Description of the task:
Every record must be repeated exactly; omit any pictures they contain.

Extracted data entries

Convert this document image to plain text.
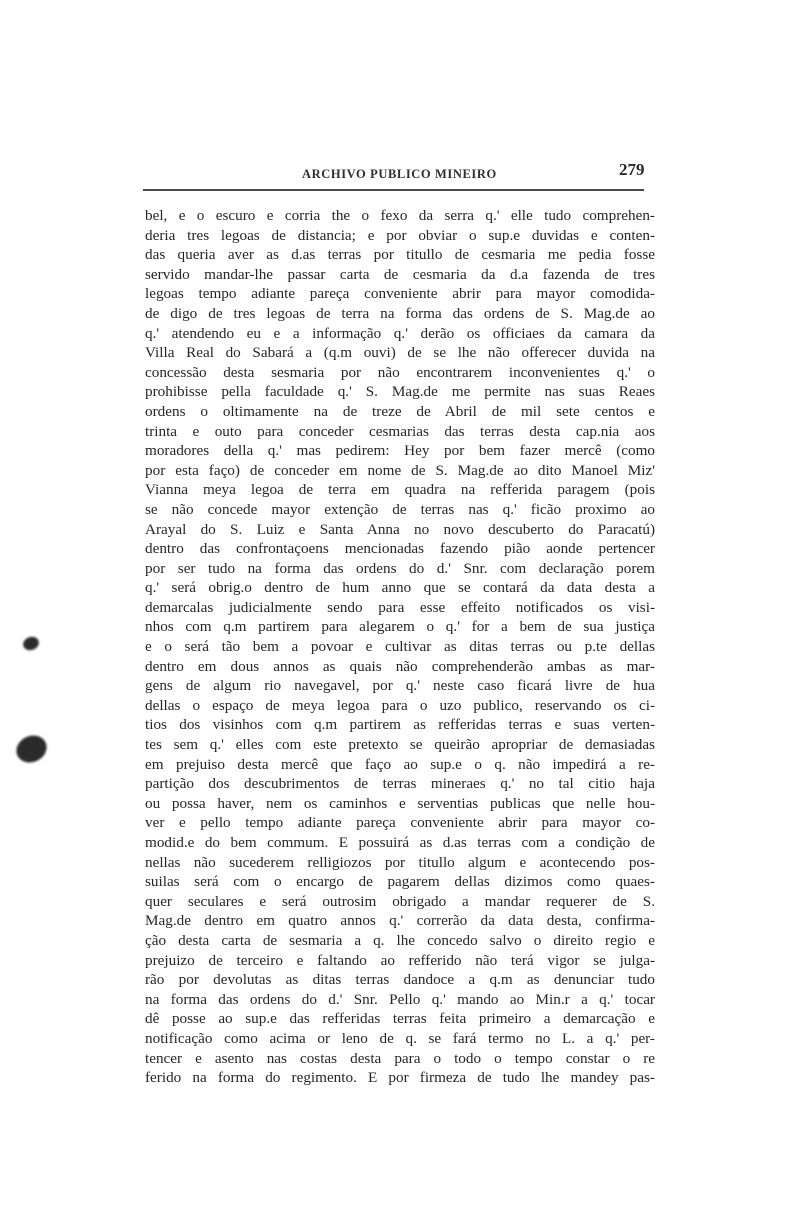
ARCHIVO PUBLICO MINEIRO	279
bel, e o escuro e corria the o fexo da serra q.' elle tudo comprehen-
deria tres legoas de distancia; e por obviar o sup.e duvidas e conten-
das queria aver as d.as terras por titullo de cesmaria me pedia fosse
servido mandar-lhe passar carta de cesmaria da d.a fazenda de tres
legoas tempo adiante pareça conveniente abrir para mayor comodida-
de digo de tres legoas de terra na forma das ordens de S. Mag.de ao
q.' atendendo eu e a informação q.' derão os officiaes da camara da
Villa Real do Sabará a (q.m ouvi) de se lhe não offerecer duvida na
concessão desta sesmaria por não encontrarem inconvenientes q.' o
prohibisse pella faculdade q.' S. Mag.de me permite nas suas Reaes
ordens o oltimamente na de treze de Abril de mil sete centos e
trinta e outo para conceder cesmarias das terras desta cap.nia aos
moradores della q.' mas pedirem: Hey por bem fazer mercê (como
por esta faço) de conceder em nome de S. Mag.de ao dito Manoel Miz'
Vianna meya legoa de terra em quadra na refferida paragem (pois
se não concede mayor extenção de terras nas q.' ficão proximo ao
Arayal do S. Luiz e Santa Anna no novo descuberto do Paracatú)
dentro das confrontaçoens mencionadas fazendo pião aonde pertencer
por ser tudo na forma das ordens do d.' Snr. com declaração porem
q.' será obrig.o dentro de hum anno que se contará da data desta a
demarcalas judicialmente sendo para esse effeito notificados os visi-
nhos com q.m partirem para alegarem o q.' for a bem de sua justiça
e o será tão bem a povoar e cultivar as ditas terras ou p.te dellas
dentro em dous annos as quais não comprehenderão ambas as mar-
gens de algum rio navegavel, por q.' neste caso ficará livre de hua
dellas o espaço de meya legoa para o uzo publico, reservando os ci-
tios dos visinhos com q.m partirem as refferidas terras e suas verten-
tes sem q.' elles com este pretexto se queirão apropriar de demasiadas
em prejuiso desta mercê que faço ao sup.e o q. não impedirá a re-
partição dos descubrimentos de terras mineraes q.' no tal citio haja
ou possa haver, nem os caminhos e serventias publicas que nelle hou-
ver e pello tempo adiante pareça conveniente abrir para mayor co-
modid.e do bem commum. E possuirá as d.as terras com a condição de
nellas não sucederem relligiozos por titullo algum e acontecendo pos-
suilas será com o encargo de pagarem dellas dizimos como quaes-
quer seculares e será outrosim obrigado a mandar requerer de S.
Mag.de dentro em quatro annos q.' correrão da data desta, confirma-
ção desta carta de sesmaria a q. lhe concedo salvo o direito regio e
prejuizo de terceiro e faltando ao refferido não terá vigor se julga-
rão por devolutas as ditas terras dandoce a q.m as denunciar tudo
na forma das ordens do d.' Snr. Pello q.' mando ao Min.r a q.' tocar
dê posse ao sup.e das refferidas terras feita primeiro a demarcação e
notificação como acima or leno de q. se fará termo no L. a q.' per-
tencer e asento nas costas desta para o todo o tempo constar o re
ferido na forma do regimento. E por firmeza de tudo lhe mandey pas-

Reply to the exercise:
Convert this document image to plain text.
ARCHIVO PUBLICO MINEIRO	279
bel, e o escuro e corria the o fexo da serra q.' elle tudo comprehen-
deria tres legoas de distancia; e por obviar o sup.e duvidas e conten-
das queria aver as d.as terras por titullo de cesmaria me pedia fosse
servido mandar-lhe passar carta de cesmaria da d.a fazenda de tres
legoas tempo adiante pareça conveniente abrir para mayor comodida-
de digo de tres legoas de terra na forma das ordens de S. Mag.de ao
q.' atendendo eu e a informação q.' derão os officiaes da camara da
Villa Real do Sabará a (q.m ouvi) de se lhe não offerecer duvida na
concessão desta sesmaria por não encontrarem inconvenientes q.' o
prohibisse pella faculdade q.' S. Mag.de me permite nas suas Reaes
ordens o oltimamente na de treze de Abril de mil sete centos e
trinta e outo para conceder cesmarias das terras desta cap.nia aos
moradores della q.' mas pedirem: Hey por bem fazer mercê (como
por esta faço) de conceder em nome de S. Mag.de ao dito Manoel Miz'
Vianna meya legoa de terra em quadra na refferida paragem (pois
se não concede mayor extenção de terras nas q.' ficão proximo ao
Arayal do S. Luiz e Santa Anna no novo descuberto do Paracatú)
dentro das confrontaçoens mencionadas fazendo pião aonde pertencer
por ser tudo na forma das ordens do d.' Snr. com declaração porem
q.' será obrig.o dentro de hum anno que se contará da data desta a
demarcalas judicialmente sendo para esse effeito notificados os visi-
nhos com q.m partirem para alegarem o q.' for a bem de sua justiça
e o será tão bem a povoar e cultivar as ditas terras ou p.te dellas
dentro em dous annos as quais não comprehenderão ambas as mar-
gens de algum rio navegavel, por q.' neste caso ficará livre de hua
dellas o espaço de meya legoa para o uzo publico, reservando os ci-
tios dos visinhos com q.m partirem as refferidas terras e suas verten-
tes sem q.' elles com este pretexto se queirão apropriar de demasiadas
em prejuiso desta mercê que faço ao sup.e o q. não impedirá a re-
partição dos descubrimentos de terras mineraes q.' no tal citio haja
ou possa haver, nem os caminhos e serventias publicas que nelle hou-
ver e pello tempo adiante pareça conveniente abrir para mayor co-
modid.e do bem commum. E possuirá as d.as terras com a condição de
nellas não sucederem relligiozos por titullo algum e acontecendo pos-
suilas será com o encargo de pagarem dellas dizimos como quaes-
quer seculares e será outrosim obrigado a mandar requerer de S.
Mag.de dentro em quatro annos q.' correrão da data desta, confirma-
ção desta carta de sesmaria a q. lhe concedo salvo o direito regio e
prejuizo de terceiro e faltando ao refferido não terá vigor se julga-
rão por devolutas as ditas terras dandoce a q.m as denunciar tudo
na forma das ordens do d.' Snr. Pello q.' mando ao Min.r a q.' tocar
dê posse ao sup.e das refferidas terras feita primeiro a demarcação e
notificação como acima or leno de q. se fará termo no L. a q.' per-
tencer e asento nas costas desta para o todo o tempo constar o re
ferido na forma do regimento. E por firmeza de tudo lhe mandey pas-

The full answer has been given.